» TASK GOAL
Isolate every line in the records below with "text" in it.

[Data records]
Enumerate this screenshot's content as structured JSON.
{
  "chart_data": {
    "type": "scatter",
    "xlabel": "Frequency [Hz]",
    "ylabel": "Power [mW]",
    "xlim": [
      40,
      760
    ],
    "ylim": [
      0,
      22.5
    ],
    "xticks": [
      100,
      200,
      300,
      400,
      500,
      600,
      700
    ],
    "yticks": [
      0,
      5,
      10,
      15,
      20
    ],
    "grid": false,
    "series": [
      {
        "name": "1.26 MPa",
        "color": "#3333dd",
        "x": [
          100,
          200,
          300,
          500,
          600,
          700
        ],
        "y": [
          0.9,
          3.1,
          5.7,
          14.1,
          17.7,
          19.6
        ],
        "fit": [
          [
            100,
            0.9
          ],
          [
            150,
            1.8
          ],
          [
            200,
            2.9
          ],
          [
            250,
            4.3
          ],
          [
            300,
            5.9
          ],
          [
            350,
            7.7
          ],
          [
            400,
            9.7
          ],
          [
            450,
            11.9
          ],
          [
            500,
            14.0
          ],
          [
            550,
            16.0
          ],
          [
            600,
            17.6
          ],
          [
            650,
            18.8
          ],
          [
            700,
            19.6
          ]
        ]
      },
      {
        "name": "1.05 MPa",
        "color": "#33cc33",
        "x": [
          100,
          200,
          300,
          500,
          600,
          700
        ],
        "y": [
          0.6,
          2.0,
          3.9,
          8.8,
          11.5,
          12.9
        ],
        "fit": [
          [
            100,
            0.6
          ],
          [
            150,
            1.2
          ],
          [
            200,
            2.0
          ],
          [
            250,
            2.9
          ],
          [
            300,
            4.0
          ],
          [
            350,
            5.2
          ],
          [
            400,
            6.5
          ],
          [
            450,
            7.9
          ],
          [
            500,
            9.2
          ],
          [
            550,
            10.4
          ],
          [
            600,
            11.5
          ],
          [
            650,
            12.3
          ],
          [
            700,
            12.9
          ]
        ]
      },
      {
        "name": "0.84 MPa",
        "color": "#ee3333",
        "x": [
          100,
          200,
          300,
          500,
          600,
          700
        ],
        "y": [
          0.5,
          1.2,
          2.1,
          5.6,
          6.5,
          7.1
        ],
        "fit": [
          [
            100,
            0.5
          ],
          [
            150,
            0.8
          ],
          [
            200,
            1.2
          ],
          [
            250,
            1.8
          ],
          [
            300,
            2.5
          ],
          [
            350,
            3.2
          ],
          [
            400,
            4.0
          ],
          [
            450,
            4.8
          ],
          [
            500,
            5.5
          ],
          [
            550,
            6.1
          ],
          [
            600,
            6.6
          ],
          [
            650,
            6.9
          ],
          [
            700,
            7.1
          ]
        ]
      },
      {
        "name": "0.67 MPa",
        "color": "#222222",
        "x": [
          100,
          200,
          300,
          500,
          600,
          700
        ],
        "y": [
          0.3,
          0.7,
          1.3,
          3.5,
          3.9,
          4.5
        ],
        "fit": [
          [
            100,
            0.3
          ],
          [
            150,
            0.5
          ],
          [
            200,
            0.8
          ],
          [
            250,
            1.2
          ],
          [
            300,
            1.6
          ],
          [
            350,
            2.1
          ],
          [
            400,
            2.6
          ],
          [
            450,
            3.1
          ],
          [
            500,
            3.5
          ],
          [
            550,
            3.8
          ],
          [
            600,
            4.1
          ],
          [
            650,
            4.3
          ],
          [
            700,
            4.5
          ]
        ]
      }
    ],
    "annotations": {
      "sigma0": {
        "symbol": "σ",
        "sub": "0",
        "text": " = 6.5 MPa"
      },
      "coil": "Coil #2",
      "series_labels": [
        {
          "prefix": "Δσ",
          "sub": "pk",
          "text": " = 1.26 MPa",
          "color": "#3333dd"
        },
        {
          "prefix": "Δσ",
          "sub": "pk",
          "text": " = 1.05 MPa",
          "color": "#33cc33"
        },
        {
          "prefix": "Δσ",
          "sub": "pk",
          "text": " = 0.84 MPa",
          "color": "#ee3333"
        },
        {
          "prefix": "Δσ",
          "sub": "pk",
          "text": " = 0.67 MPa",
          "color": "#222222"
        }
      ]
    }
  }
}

» SOLUTION TO THIS PROBLEM
        "text": " = 6.5 MPa"
          "text": " = 1.26 MPa",
          "text": " = 1.05 MPa",
          "text": " = 0.84 MPa",
          "text": " = 0.67 MPa",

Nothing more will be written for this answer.